The Civil Liability for Nuclear Damage Act (2010) comes into force with the notification of the attendant rules for its implementation.
THE rules for implementing the Civil Liability for Nuclear Damage Act (2010), which were being awaited for long, particularly by foreign nuclear goods suppliers, were notified on November 11 and made public on November 16. In effect, therefore, the Act came into force as of November 11. The concern of the suppliers related chiefly to Section 17(b) of the Act, which provides for right of recourse' to the nuclear power plant (NPP) operator to move against any supplier of equipment or material with patent or latent defects or sub-standard devices if that was determined to be the cause for a nuclear incident and render the supplier liable for nuclear damage (see box).
The right of recourse can be exercised by the operator after paying the compensation for nuclear damage in accordance with Section 6 of the Act so that the affected public is compensated for the damage, including loss of life or property, immediately after the incident. The provision 17(b), however, flies in the face of the standard international practice for nuclear liability which indemnifies the supplier entirely and makes the operator strictly and absolutely liable for the incident or accident irrespective of the cause. The international liability regime that is currently being followed by most of the 30 NPP operating countries, either through international conventions or through domestic laws, do provide for right of recourse' which, however, is much more limited in scope than what the Indian Act seeks to provide.

Recorded data:
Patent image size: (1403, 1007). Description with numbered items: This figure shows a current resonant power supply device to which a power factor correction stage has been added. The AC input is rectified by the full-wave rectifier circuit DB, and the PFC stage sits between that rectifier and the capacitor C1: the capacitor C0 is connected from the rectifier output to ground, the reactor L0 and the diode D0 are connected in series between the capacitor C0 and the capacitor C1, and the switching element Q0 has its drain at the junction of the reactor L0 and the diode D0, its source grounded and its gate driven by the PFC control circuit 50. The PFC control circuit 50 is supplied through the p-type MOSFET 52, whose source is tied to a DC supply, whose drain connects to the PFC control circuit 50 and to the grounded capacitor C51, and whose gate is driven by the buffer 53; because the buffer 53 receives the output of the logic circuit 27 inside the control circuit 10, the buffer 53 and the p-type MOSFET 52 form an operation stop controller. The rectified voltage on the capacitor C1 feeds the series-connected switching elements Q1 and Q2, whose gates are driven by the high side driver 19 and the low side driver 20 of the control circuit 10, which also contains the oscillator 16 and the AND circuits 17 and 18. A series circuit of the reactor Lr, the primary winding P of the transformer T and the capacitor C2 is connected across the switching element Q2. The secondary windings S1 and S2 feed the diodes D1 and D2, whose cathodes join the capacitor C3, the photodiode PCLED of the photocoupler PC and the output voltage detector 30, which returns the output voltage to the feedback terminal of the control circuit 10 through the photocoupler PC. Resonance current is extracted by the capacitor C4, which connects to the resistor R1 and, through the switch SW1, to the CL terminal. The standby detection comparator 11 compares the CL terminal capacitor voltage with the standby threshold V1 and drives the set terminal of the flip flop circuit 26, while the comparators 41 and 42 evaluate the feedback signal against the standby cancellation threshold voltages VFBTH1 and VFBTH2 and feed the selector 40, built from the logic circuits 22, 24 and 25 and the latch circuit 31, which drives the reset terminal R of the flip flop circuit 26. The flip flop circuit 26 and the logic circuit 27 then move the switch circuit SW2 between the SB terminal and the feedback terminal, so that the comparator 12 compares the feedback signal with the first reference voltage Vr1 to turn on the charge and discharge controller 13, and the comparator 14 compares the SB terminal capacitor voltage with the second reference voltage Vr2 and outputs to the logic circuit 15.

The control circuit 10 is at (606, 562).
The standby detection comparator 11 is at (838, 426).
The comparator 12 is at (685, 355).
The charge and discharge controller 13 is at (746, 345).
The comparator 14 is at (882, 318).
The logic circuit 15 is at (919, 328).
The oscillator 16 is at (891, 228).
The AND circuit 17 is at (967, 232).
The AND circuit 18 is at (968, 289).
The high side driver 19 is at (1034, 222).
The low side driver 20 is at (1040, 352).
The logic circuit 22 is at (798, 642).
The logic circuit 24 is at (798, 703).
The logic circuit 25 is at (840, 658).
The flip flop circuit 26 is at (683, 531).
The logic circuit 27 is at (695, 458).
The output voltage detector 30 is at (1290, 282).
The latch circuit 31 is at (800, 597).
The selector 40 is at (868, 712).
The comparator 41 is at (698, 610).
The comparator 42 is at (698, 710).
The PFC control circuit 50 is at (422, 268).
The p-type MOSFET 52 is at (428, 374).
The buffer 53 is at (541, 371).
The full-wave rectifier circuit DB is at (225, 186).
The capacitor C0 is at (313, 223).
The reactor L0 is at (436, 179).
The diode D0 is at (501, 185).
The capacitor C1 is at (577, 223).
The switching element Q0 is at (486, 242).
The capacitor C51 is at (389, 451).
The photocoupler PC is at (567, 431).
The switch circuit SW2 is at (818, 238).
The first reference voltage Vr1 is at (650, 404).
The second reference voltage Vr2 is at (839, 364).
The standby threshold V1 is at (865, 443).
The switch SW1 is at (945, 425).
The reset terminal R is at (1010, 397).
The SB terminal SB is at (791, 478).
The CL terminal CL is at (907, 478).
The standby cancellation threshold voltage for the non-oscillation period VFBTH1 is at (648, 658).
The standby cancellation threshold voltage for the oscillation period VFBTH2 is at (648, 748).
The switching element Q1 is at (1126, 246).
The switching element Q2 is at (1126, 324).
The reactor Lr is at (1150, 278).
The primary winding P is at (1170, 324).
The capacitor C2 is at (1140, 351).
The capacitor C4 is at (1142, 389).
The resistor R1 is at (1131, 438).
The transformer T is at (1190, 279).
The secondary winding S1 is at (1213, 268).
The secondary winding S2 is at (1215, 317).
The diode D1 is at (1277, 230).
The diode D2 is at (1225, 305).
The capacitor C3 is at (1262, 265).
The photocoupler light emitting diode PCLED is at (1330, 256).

» Given request 1
According to the nuclear liability article, why does the operator pay compensation under Section 6 before exercising its right of recourse? Respond in one to three sentences.
» Given request 2
Extend the nuclear liability article, beginning after its final sentence.
The data bear no relation to the nuclear liability article.

» Task output 1
The operator pays the compensation first so that the affected public is compensated for the damage, including loss of life or property, immediately after the incident.

» Task output 2
The international regime promoted by the International Atomic Energy Agency (IAEA), called the Convention on Supplementary Compensation (CSC) (which is yet to come into force and which India has signed and is planning to ratify soon), requires that the domestic nuclear liability law of a country that is not a party to the Paris Convention of 1960 or the Vienna Convention of 1977 should be consistent with certain provisions laid down in the Annex of the CSC, which include operator's right of recourse' (Article 10). But this provides for right of recourse' (see I in box) and channelling liability to the supplier only in cases when it is expressly provided for in the [operator-supplier commercial] contract or if the nuclear incident results from an act or omission done with the intent to cause damage.
However, the Indian Act goes beyond these by providing for Section 17(b), mentioned above, in addition to Sections 17(a & c), which are in accordance with Article 10 of the CSC Annex (see II in box). Thus, the Indian Act would seem to be not consistent with the international liability regime. However, the CSC (Article XVIII) only requires that while submitting the instruments of ratification, a signatory country has only to declare that its domestic law is consistent with the provisions of the CSC Annex. Only when some party to the convention raises the issue of the Indian Act being inconsistent with the international liability regimes will the IAEA take cognisance of that aspect and set forth measures to resolve it.
Potential supplier countries to India the United States, France and Russia have voiced their dissent to this contentious right of recourse' provision in the Indian Act at different times. One of the issues has been the period of applicability of the controversial Section 17(b). Operators have contended that a supplier of equipment or component cannot be held liable under the conditions of 17(b) throughout the lifetime of the reactor during which period many modifications to the NPP both hardware and software could be made. And that is why potential suppliers have been keenly awaiting the announcement of rules to operationalise the Act.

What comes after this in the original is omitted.